- **Records for this exercise**
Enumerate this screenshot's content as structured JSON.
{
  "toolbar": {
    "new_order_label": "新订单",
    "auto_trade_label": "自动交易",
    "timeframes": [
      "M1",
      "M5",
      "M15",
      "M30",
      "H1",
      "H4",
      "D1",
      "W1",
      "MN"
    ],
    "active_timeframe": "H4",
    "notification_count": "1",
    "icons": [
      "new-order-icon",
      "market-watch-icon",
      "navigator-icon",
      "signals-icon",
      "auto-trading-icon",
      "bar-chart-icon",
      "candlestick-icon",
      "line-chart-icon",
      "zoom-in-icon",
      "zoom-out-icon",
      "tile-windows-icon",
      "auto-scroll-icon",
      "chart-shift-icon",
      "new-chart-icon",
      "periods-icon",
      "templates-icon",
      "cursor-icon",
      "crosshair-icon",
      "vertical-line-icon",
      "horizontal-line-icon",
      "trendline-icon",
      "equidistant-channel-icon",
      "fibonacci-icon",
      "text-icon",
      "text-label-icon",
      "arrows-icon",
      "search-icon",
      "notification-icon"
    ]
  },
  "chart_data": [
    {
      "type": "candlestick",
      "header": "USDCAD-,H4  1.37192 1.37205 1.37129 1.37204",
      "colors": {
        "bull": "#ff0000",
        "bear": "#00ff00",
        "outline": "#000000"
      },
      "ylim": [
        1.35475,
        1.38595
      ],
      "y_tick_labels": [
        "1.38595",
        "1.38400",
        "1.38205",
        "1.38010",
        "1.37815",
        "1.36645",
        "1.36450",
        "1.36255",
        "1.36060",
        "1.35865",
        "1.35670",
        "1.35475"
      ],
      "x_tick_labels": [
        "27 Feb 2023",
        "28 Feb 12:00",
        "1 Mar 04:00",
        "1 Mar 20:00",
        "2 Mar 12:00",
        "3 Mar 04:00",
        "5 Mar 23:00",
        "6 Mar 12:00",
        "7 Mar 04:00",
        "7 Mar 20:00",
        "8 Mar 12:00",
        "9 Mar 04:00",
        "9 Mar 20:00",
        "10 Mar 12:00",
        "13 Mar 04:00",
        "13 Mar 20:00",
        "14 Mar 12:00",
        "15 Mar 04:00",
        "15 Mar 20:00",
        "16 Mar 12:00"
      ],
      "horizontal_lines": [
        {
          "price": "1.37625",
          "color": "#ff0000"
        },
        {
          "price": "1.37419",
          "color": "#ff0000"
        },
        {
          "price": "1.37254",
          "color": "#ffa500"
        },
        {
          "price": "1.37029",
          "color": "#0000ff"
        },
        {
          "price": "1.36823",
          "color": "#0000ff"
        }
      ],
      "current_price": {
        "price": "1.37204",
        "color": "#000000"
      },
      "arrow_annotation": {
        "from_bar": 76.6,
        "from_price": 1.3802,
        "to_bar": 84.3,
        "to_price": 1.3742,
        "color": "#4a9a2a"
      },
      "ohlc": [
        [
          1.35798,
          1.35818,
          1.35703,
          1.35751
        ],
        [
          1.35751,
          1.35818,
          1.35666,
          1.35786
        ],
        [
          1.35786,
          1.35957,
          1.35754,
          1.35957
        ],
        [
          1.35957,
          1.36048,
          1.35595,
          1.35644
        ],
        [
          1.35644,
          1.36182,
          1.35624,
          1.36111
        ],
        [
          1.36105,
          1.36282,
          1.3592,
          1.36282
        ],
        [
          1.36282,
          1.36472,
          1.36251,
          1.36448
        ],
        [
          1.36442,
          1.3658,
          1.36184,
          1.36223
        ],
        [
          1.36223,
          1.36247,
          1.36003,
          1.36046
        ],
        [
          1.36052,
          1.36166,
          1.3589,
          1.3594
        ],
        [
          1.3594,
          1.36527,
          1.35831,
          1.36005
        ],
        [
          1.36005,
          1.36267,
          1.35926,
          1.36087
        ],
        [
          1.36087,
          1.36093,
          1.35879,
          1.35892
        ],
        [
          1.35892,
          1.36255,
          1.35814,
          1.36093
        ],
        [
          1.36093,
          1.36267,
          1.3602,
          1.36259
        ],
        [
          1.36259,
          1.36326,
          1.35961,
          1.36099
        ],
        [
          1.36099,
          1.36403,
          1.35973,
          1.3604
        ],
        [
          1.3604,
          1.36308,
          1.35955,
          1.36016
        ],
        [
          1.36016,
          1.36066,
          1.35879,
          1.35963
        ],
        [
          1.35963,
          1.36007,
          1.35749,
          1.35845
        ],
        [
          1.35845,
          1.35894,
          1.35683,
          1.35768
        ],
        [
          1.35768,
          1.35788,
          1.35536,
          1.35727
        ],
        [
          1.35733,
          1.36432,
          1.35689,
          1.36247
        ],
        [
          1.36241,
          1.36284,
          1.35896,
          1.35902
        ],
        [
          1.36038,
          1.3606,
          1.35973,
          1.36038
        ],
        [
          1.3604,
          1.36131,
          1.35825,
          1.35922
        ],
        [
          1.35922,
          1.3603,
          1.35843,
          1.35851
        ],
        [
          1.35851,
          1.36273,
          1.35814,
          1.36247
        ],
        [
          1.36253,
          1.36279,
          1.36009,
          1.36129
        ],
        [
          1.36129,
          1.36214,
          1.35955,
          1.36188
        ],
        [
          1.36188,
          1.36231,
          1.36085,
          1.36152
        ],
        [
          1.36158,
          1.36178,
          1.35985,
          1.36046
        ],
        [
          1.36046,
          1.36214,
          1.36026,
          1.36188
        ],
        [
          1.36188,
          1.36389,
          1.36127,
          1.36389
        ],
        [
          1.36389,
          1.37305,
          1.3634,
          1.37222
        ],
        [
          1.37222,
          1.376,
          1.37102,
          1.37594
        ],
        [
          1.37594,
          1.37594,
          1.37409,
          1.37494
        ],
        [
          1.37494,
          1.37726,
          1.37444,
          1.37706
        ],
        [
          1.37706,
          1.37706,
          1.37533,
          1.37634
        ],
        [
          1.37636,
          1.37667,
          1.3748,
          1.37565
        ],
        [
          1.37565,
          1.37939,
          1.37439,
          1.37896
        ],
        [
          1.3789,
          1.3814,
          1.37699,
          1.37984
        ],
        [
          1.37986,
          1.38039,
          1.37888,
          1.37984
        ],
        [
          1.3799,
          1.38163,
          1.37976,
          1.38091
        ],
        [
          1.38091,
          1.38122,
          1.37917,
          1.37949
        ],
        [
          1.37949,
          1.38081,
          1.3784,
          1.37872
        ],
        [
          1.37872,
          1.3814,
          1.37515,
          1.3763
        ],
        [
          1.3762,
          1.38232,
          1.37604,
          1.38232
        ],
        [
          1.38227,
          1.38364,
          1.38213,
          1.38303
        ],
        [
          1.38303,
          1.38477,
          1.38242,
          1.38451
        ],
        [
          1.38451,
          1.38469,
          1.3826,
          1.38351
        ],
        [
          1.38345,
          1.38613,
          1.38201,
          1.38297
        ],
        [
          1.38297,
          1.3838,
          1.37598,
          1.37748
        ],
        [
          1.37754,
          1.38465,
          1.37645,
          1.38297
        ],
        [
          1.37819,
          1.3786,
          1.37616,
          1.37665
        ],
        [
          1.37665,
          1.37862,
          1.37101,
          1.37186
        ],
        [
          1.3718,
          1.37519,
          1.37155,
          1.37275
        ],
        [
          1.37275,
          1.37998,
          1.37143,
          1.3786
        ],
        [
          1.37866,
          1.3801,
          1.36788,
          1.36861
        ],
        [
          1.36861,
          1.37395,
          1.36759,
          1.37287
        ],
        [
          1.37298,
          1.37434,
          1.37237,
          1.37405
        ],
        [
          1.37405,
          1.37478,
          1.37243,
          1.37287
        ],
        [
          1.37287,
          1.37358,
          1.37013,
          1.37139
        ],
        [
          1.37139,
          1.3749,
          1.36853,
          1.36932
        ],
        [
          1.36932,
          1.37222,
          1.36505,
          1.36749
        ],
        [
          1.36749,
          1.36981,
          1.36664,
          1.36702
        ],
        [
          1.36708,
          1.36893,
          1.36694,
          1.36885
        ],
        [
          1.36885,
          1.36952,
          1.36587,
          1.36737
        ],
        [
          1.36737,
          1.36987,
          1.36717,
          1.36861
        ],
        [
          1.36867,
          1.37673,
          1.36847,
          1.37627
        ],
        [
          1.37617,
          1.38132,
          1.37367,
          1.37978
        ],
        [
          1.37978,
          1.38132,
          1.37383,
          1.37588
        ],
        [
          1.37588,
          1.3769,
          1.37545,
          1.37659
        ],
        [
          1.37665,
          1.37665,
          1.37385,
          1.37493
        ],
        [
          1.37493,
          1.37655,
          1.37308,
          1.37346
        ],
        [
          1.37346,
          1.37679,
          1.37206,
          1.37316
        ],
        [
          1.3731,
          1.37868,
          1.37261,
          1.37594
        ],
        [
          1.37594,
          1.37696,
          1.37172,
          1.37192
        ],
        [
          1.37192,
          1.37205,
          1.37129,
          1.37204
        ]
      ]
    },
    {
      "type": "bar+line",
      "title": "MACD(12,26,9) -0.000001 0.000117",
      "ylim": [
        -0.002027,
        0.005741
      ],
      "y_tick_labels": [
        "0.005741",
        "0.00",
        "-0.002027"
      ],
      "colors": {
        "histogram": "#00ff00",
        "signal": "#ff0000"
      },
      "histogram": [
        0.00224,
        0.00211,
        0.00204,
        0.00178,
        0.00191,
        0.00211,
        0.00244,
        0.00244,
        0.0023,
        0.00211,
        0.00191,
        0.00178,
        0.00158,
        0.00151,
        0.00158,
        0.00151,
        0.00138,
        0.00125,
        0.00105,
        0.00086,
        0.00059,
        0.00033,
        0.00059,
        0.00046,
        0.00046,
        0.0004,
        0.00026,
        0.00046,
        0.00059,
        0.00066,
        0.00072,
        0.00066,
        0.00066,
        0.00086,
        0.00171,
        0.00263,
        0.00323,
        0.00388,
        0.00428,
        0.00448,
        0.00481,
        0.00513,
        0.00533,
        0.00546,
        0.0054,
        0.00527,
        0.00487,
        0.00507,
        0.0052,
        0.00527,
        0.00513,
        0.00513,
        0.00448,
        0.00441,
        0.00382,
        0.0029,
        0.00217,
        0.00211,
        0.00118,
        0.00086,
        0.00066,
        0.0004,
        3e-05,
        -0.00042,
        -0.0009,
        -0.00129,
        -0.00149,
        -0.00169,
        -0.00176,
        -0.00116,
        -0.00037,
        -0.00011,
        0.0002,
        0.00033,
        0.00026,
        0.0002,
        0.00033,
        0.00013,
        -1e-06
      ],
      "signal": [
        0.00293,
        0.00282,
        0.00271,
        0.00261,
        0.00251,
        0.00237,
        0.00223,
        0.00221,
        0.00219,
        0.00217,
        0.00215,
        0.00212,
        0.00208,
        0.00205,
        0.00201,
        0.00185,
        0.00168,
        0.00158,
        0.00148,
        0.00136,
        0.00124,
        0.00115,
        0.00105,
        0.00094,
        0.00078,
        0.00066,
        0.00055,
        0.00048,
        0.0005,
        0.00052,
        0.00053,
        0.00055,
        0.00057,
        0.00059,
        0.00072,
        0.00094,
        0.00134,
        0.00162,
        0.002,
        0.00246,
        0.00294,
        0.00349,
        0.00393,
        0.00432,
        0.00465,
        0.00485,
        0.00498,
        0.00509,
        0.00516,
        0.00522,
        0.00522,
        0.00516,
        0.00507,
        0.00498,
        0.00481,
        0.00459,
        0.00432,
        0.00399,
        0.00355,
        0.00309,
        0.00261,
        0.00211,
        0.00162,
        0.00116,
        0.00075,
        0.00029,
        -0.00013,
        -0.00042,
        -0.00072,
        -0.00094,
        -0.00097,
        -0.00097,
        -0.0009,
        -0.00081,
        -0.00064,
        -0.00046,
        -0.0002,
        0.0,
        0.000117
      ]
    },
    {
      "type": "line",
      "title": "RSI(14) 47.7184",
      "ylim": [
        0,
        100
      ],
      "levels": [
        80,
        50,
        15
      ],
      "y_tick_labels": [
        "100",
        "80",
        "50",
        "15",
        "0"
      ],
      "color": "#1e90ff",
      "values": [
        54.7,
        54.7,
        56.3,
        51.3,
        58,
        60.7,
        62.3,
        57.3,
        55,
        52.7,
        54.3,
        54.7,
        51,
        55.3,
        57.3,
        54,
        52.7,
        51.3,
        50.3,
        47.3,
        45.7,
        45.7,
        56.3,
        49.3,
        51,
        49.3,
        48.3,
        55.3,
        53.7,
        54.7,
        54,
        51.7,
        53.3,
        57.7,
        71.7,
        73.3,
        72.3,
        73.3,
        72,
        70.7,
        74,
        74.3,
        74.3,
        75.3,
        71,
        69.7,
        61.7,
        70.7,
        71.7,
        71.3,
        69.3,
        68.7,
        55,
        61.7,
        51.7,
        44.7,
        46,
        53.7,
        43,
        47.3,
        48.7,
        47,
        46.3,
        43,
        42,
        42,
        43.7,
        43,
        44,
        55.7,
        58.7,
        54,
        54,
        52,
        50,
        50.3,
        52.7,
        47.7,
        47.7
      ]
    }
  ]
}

- **Problem requirements**
Gather each line holding the string "type".

- **Finished exercise**
      "type": "candlestick",
      "type": "bar+line",
      "type": "line",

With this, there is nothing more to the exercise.